● Instructions for the task: Could you extend the article on the Artemis I spaceflight below, picking up right after its last sentence?

● Selected extract:
++++++
Artemis I spaceflight is both promise and poetry

NASA’s Space Launch System rocket carrying the Orion spacecraft launches on the Artemis I flight test, Wednesday, Nov. 16, 2022, from Launch Complex 39B at NASA’s Kennedy Space Center in Florida. NASA’s Artemis 1:47 a.m. EST mission is the first integrated flight test of the agency’s deep space exploration systems: the Orion spacecraft, Space Launch System (SLS) rocket, and ground systems. SLS and Orion launched at 1:47 a.m. EST, from Launch Pad 39B at the Kennedy Space Center. Photo Credit: (NASA/Bill Ingalls)

Late in the evening on Tuesday, Nov. 16, or just after 1 a.m. Wednesday on the East Coast, the Artemis I mission began as the Space Launch System rocket lifted off from Launch Complex 39B at the Kennedy Space Center in Cape Canaveral, Fla., sending the Orion lander into low Earth orbit for a first pass around Earth’s moon.

For good measure, the SLS dropped off 10 low-cost CubeSat satellites on its way out of Earth orbit to conduct a number of missions closer to home.

About 10 days after launch on a trans-lunar injec­tion trajectory, the Orion lander will enter orbit around the moon.

It will then spend six days in a distant retrograde orbit at two Lagrange points, L1 and L2, on the far side of the moon, which, due to the peculiarities of gravity between two celestial bodies like the Earth and Moon, are unusually stable points the Orion lander can float between.

In celestial mechanics, the Lagrange points are points of equilibrium for small-mass objects under the influence of two massive orbiting bodies. L1, L2, L3 were discovered by Leonhard Euler around 1750, Joseph-Louis Lagrange discovered L4 and L5 in his “Essay on the Three-Body Problem” Mathematically, the points are the solution of the restricted three-body problem in which two bodies are far more massive than the third. L4 and L5 points are so stable that a group of 6,505 asteroids known as the “Greek Camp” orbit ahead of Jupiter at its L4 while 4,006 asteroids known as the “Trojan Camp” trail Jupiter at its L5.

Artemis I will conduct exploratory operations to pave the way for a manned mission to orbit the moon on Artemis II and finally a manned landing aboard Artemis III that will return humans to the surface of the moon in 2025, some 53 years after the moon last felt a human touch — the feet of astronaut Eugene Cernan.
++++++
● Stored rows:
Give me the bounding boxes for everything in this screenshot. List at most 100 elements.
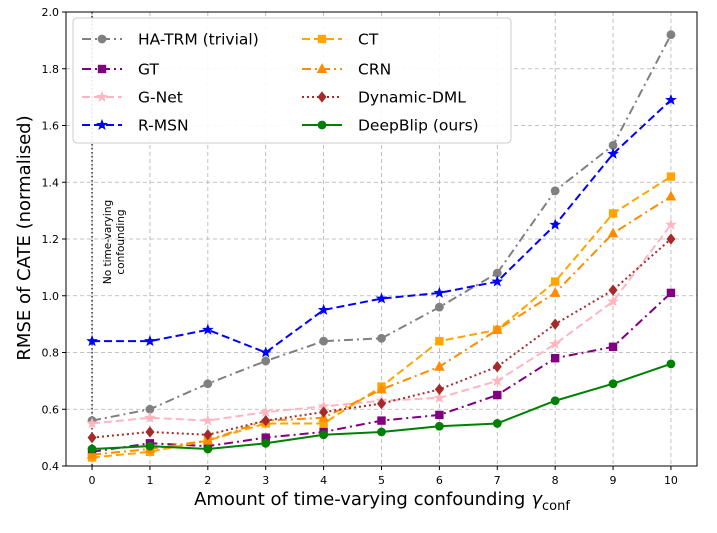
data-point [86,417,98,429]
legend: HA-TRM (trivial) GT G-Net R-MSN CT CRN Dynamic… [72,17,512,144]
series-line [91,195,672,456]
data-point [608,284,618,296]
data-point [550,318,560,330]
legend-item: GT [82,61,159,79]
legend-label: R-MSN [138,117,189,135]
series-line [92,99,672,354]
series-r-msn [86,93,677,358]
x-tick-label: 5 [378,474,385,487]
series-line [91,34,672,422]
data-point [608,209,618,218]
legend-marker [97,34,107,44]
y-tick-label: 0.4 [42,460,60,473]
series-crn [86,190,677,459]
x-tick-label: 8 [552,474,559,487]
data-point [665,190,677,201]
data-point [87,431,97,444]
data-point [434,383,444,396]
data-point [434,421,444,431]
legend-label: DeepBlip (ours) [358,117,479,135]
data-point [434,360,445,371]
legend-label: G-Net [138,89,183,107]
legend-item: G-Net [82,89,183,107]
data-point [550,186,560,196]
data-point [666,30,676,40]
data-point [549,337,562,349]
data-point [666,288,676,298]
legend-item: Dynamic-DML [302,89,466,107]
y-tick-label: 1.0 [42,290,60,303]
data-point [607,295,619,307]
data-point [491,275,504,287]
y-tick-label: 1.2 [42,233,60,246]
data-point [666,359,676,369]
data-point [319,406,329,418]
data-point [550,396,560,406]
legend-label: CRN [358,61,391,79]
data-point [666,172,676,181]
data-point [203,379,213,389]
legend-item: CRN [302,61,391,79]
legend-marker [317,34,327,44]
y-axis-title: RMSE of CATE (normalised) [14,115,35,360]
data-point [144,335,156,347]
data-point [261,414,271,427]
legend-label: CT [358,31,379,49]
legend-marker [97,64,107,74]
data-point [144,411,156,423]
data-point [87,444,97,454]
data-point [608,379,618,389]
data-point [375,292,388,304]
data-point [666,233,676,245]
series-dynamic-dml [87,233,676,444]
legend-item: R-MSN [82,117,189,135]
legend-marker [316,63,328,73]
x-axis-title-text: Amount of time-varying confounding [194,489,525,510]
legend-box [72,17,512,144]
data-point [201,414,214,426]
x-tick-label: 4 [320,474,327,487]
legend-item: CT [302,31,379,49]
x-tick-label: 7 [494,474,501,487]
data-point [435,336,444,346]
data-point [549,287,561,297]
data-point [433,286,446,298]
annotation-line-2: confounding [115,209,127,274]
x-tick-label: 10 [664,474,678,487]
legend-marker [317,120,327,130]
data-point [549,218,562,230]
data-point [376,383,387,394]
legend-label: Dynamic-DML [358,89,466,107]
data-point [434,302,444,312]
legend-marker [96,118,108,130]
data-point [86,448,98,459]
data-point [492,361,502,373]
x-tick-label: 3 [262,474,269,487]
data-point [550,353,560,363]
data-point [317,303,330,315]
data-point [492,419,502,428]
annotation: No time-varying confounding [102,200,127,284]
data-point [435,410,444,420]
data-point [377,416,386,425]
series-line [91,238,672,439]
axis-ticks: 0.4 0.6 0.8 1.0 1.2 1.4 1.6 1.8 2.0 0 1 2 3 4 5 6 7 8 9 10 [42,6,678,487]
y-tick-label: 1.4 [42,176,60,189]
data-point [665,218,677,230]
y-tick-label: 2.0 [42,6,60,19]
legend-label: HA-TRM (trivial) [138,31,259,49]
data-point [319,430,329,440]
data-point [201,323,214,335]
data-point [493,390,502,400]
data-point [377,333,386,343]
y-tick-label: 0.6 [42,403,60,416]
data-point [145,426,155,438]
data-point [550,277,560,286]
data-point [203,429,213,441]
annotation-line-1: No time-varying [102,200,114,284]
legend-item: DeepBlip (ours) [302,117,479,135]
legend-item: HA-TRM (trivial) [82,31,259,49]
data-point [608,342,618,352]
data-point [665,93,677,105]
++++++
● Exercise answer:
Astronaut Eugene Cernan, of Apollo 17, was the last human being to walk on the surface of the moon, back in 1972. No missions have been sent to the moon since then. Cernan’s last words on the surface were, “As I take man’s last step from the surface, back home for some time to come (but we believe not too long into the future), I’d like to just say what I believe history will record: That America’s challenge of today has forged man’s destiny of tomorrow. And, as we leave the Moon at Taurus-Littrow, we leave as we came and, God willing, as we shall return: with peace and hope for all mankind.”

Despite the late hour, the moon launch was watched by nearly a million people on NASA’s main YouTube channel and countless millions more who saw it on various news stations that carried the feed live.

In our house, I woke up my daughter Athena, whose younger twin siblings are coincidentally named for parts of the mission. Our daughter is named Artemis and one of our son Odysseus’s middle names is Orion.

Athena was excited to watch the launch together with me; I had shown her other rocket launches months ago and she was thrilled. Do not fret, fellow parents, she wasn’t up late. I woke her at T-minus 3:50 minutes, and about five minutes after the booster rockets ejected from the main SLS, she asked if she could go back to bed because she was tired — which might have been the first time she ever asked to go to bed instead of fighting the order.

Prior to the launch, she sang a song she learned from Miss Marsha Hansen, host of storytime at the Sedona Public Library: “Zoom, zoom, zoom, we’re going to the moon, zoom, zoom, zoom, we’re going to the moon.”

We sang it together.

I can’t imagine what Americans felt in the early 1960s hearing then-President John F. Kennedy promise that by the end of the decade we would place a man on the moon.

While that promise, and the monumental effort it subsequently resulted in, was couched in geopolitical posturing to outdo our global rival — the Soviet Union, which had beaten us to putting a satellite in space, beaten us to putting a man into orbit, then a woman, then the first space walk — it was still a promise built on a dream.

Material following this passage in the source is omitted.